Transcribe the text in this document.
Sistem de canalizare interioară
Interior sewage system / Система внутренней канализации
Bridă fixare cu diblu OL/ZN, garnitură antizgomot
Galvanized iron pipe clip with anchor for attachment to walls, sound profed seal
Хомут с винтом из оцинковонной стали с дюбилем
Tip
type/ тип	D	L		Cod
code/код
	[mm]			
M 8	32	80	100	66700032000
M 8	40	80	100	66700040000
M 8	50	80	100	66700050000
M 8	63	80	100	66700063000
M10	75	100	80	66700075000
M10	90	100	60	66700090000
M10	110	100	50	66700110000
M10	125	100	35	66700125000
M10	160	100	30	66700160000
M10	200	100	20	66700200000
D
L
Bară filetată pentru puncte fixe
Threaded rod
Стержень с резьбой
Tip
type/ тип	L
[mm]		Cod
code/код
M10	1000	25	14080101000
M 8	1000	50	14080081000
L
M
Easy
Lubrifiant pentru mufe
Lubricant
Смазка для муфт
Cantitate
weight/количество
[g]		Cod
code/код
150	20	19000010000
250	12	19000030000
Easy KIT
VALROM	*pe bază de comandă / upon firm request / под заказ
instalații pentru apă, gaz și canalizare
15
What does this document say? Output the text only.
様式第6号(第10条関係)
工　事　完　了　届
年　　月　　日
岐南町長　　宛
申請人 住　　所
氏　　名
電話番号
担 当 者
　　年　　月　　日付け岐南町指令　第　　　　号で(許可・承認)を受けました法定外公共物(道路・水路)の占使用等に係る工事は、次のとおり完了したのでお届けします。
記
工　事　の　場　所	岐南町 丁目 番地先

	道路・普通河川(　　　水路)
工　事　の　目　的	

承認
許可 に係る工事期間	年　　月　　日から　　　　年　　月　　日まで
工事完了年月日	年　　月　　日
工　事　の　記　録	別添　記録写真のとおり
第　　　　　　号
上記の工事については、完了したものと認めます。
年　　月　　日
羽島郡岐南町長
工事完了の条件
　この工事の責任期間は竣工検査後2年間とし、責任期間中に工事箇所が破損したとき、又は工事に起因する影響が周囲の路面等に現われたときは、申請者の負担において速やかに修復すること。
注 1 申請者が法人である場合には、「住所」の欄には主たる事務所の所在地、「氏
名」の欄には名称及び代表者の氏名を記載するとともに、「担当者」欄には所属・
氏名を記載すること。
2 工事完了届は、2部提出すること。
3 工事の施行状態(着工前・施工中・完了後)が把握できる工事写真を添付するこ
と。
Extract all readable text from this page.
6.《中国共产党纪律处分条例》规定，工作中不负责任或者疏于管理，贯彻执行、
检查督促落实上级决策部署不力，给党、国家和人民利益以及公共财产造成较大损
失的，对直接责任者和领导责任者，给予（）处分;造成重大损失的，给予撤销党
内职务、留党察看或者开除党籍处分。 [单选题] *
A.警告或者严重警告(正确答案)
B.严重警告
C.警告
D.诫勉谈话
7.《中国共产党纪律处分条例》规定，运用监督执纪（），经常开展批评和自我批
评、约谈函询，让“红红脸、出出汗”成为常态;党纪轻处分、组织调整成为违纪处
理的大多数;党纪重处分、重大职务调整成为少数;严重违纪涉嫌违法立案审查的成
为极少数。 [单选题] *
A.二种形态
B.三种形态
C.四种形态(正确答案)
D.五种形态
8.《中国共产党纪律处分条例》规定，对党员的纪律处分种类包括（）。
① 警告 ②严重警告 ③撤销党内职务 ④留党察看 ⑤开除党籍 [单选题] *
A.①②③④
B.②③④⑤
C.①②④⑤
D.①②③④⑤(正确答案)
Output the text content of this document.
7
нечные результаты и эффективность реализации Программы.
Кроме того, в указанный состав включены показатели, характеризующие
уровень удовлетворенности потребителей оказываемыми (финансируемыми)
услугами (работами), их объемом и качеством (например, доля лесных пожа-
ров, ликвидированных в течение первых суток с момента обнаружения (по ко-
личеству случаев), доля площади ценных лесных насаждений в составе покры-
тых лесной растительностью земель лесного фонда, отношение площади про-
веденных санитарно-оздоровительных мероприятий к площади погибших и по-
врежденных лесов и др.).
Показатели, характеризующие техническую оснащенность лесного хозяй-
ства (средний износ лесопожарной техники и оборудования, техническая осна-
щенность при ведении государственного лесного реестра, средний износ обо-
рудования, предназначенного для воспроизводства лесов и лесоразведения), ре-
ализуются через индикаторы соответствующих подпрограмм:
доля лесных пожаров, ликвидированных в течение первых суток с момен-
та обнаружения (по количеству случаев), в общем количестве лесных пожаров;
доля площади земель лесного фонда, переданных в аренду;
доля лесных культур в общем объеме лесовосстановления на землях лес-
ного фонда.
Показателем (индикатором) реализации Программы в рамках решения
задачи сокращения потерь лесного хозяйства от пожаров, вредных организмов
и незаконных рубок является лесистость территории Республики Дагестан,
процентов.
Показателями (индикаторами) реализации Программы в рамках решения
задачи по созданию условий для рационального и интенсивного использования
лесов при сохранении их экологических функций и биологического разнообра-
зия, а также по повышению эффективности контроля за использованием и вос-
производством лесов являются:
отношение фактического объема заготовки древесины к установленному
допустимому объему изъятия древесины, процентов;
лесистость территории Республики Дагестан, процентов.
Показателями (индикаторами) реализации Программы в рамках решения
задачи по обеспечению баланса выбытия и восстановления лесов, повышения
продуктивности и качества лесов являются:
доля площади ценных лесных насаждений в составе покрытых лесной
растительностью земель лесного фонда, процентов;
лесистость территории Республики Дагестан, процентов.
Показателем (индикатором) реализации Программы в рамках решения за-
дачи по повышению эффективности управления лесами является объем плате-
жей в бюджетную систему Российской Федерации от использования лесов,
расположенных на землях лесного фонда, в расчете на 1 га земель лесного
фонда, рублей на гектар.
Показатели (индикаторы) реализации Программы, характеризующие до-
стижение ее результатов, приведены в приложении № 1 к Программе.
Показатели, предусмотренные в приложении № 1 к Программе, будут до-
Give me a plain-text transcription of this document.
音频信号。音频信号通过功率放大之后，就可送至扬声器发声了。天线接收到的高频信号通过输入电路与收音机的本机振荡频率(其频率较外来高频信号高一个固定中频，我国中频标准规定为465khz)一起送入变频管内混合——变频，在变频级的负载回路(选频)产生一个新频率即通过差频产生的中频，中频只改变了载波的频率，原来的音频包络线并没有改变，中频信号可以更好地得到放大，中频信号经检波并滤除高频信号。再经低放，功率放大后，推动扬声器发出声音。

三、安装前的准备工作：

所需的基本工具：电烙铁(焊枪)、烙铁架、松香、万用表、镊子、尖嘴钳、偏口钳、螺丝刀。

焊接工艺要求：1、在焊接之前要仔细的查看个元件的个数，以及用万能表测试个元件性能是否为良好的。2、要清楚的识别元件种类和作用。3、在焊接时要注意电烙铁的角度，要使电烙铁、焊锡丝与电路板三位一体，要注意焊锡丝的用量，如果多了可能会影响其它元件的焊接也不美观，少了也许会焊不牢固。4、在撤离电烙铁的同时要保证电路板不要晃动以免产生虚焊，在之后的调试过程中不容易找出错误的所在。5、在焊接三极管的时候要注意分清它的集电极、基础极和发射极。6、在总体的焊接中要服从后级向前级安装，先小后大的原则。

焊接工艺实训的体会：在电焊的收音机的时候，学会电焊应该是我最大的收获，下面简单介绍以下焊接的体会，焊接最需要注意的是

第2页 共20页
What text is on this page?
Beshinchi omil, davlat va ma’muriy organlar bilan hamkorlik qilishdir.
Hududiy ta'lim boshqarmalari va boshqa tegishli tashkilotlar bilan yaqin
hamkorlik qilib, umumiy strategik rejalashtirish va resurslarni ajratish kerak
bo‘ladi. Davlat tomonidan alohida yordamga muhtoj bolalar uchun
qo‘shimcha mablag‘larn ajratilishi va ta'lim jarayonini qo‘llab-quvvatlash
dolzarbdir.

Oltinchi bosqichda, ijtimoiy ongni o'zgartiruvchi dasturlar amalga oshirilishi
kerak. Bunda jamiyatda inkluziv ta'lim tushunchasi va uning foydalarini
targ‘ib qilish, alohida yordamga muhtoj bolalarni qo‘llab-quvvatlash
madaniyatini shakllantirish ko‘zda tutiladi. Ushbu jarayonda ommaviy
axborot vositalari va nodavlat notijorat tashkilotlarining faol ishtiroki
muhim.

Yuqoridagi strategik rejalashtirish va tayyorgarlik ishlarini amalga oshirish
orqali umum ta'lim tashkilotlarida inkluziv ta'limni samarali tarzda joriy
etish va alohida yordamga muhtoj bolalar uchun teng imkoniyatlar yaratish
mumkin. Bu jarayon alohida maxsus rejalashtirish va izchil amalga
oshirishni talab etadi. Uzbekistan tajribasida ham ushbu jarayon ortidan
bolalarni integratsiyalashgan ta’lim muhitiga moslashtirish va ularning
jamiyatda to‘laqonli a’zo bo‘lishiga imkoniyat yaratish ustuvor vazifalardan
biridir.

================

Objective.
State only the count of lines above that hold the string "лесной".

Reply to the task.
2